[Extracted data entries]
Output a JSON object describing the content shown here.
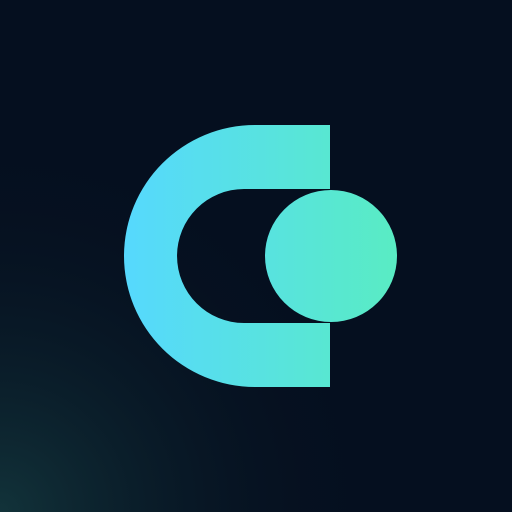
{
  "logo": {
    "name": "app-logo",
    "background_color": "#050f1f",
    "glow_color": "#12333a",
    "gradient_start": "#56d8ff",
    "gradient_end": "#59ecc3"
  }
}
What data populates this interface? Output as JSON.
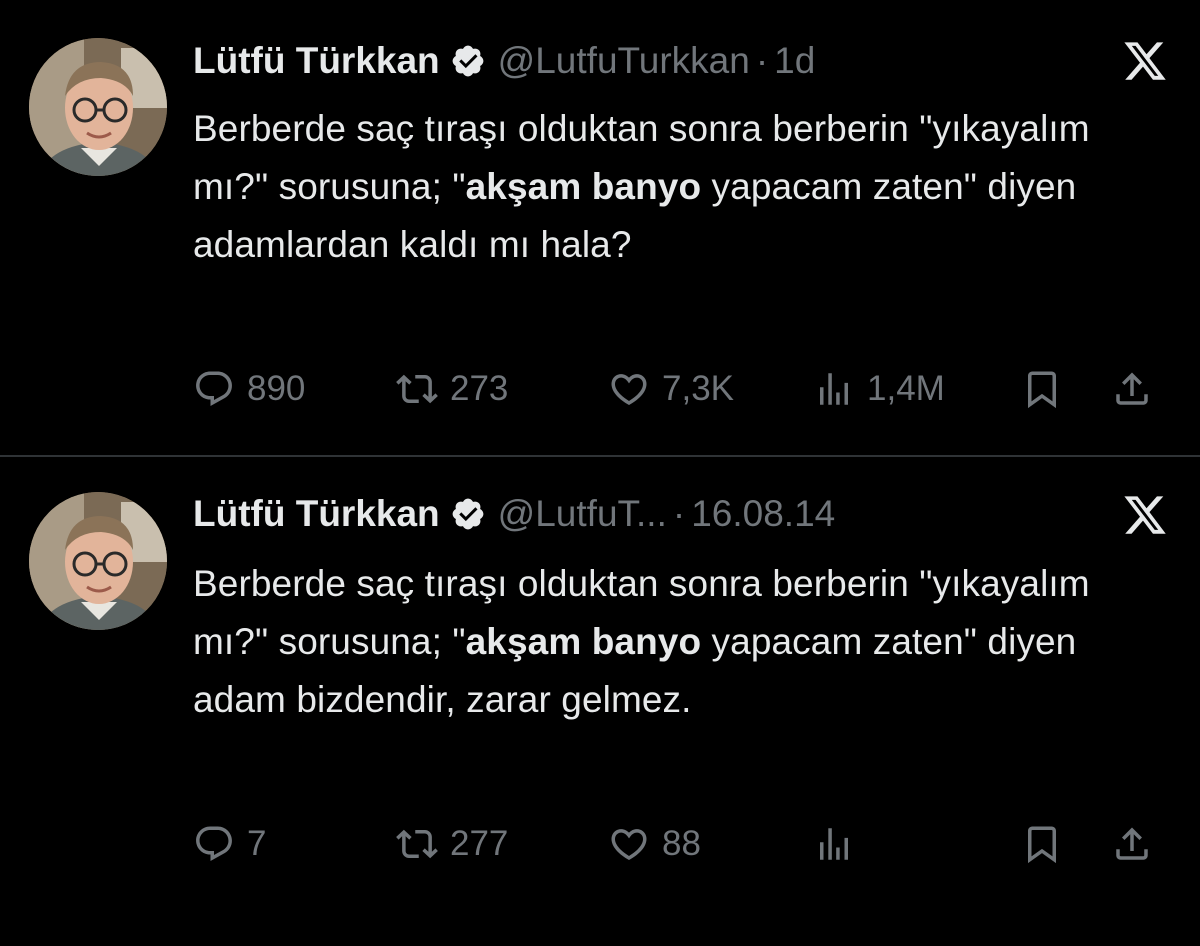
{
  "colors": {
    "background": "#000000",
    "text": "#e7e9ea",
    "secondary": "#71767b",
    "divider": "#2f3336"
  },
  "tweets": [
    {
      "author_name": "Lütfü Türkkan",
      "handle": "@LutfuTurkkan",
      "separator": "·",
      "time": "1d",
      "text_before_bold": "Berberde saç tıraşı olduktan sonra berberin \"yıkayalım mı?\" sorusuna; \"",
      "text_bold": "akşam banyo",
      "text_after_bold": " yapacam zaten\" diyen adamlardan kaldı mı hala?",
      "replies": "890",
      "reposts": "273",
      "likes": "7,3K",
      "views": "1,4M",
      "icons": [
        "verified-badge-icon",
        "x-logo-icon",
        "reply-icon",
        "repost-icon",
        "like-icon",
        "views-icon",
        "bookmark-icon",
        "share-icon"
      ]
    },
    {
      "author_name": "Lütfü Türkkan",
      "handle": "@LutfuT...",
      "separator": "·",
      "time": "16.08.14",
      "text_before_bold": "Berberde saç tıraşı olduktan sonra berberin \"yıkayalım mı?\" sorusuna; \"",
      "text_bold": "akşam banyo",
      "text_after_bold": " yapacam zaten\" diyen adam bizdendir, zarar gelmez.",
      "replies": "7",
      "reposts": "277",
      "likes": "88",
      "views": "",
      "icons": [
        "verified-badge-icon",
        "x-logo-icon",
        "reply-icon",
        "repost-icon",
        "like-icon",
        "views-icon",
        "bookmark-icon",
        "share-icon"
      ]
    }
  ]
}
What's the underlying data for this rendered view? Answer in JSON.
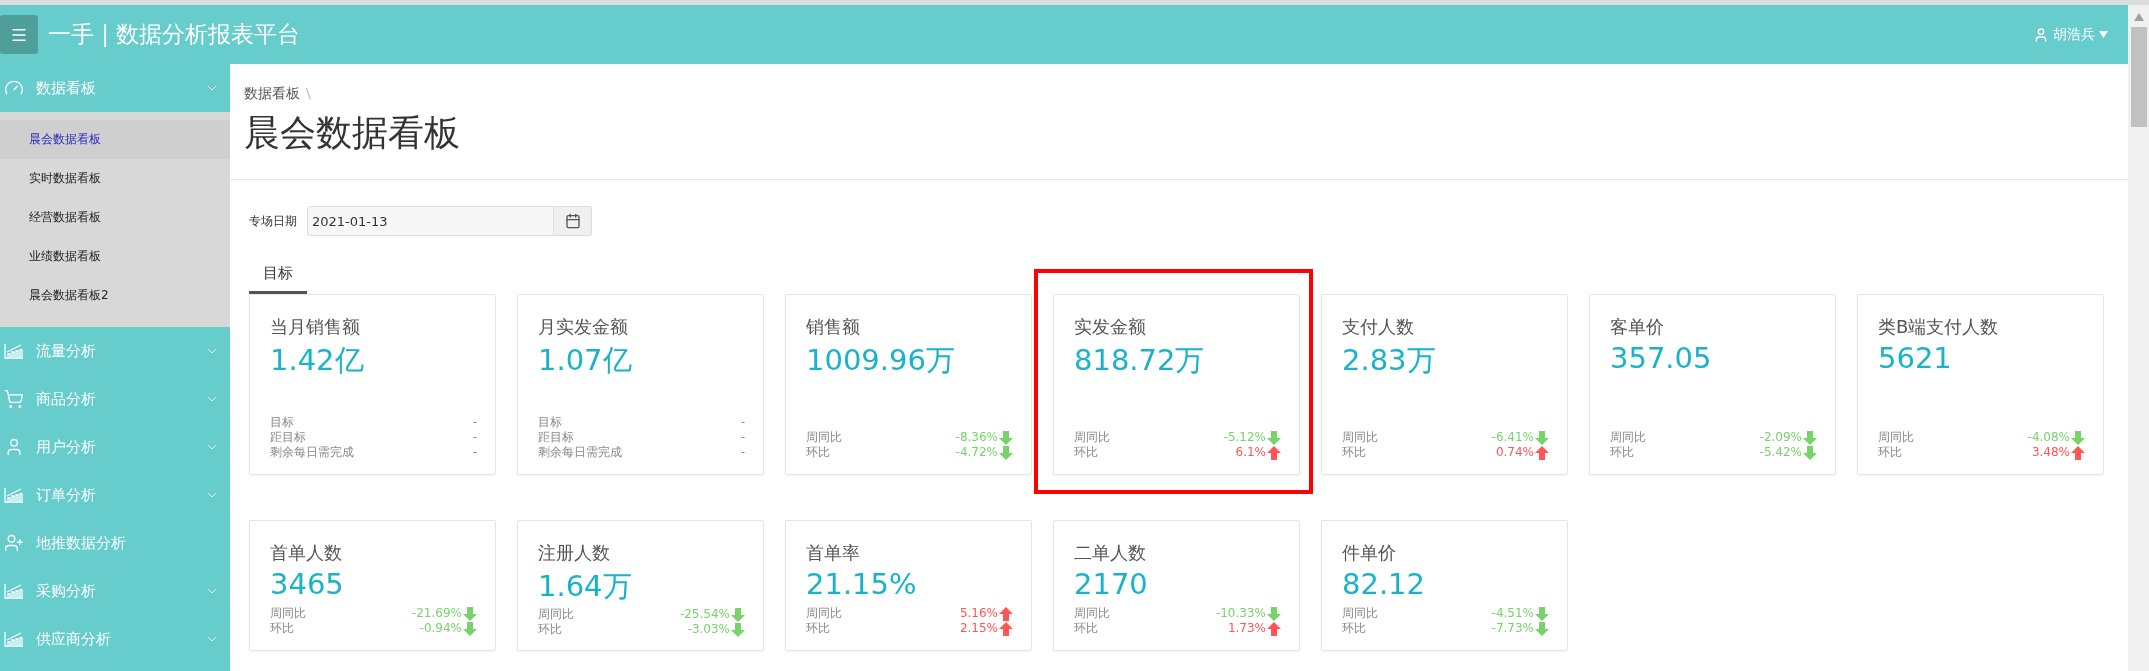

__What you should do__
Return the material exactly as given, apart from the pictures.

__Correct result__
Output a JSON object describing the content shown here.
{
  "logo": {
    "name": "app-logo",
    "background_color": "#050f1f",
    "glow_color": "#12333a",
    "gradient_start": "#56d8ff",
    "gradient_end": "#59ecc3"
  }
}
What data populates this interface? Output as JSON.
{
  "colors": {
    "background": "#000000",
    "text": "#e7e9ea",
    "secondary": "#71767b",
    "divider": "#2f3336"
  },
  "tweets": [
    {
      "author_name": "Lütfü Türkkan",
      "handle": "@LutfuTurkkan",
      "separator": "·",
      "time": "1d",
      "text_before_bold": "Berberde saç tıraşı olduktan sonra berberin \"yıkayalım mı?\" sorusuna; \"",
      "text_bold": "akşam banyo",
      "text_after_bold": " yapacam zaten\" diyen adamlardan kaldı mı hala?",
      "replies": "890",
      "reposts": "273",
      "likes": "7,3K",
      "views": "1,4M",
      "icons": [
        "verified-badge-icon",
        "x-logo-icon",
        "reply-icon",
        "repost-icon",
        "like-icon",
        "views-icon",
        "bookmark-icon",
        "share-icon"
      ]
    },
    {
      "author_name": "Lütfü Türkkan",
      "handle": "@LutfuT...",
      "separator": "·",
      "time": "16.08.14",
      "text_before_bold": "Berberde saç tıraşı olduktan sonra berberin \"yıkayalım mı?\" sorusuna; \"",
      "text_bold": "akşam banyo",
      "text_after_bold": " yapacam zaten\" diyen adam bizdendir, zarar gelmez.",
      "replies": "7",
      "reposts": "277",
      "likes": "88",
      "views": "",
      "icons": [
        "verified-badge-icon",
        "x-logo-icon",
        "reply-icon",
        "repost-icon",
        "like-icon",
        "views-icon",
        "bookmark-icon",
        "share-icon"
      ]
    }
  ]
}
What's the underlying data for this rendered view? Answer in JSON.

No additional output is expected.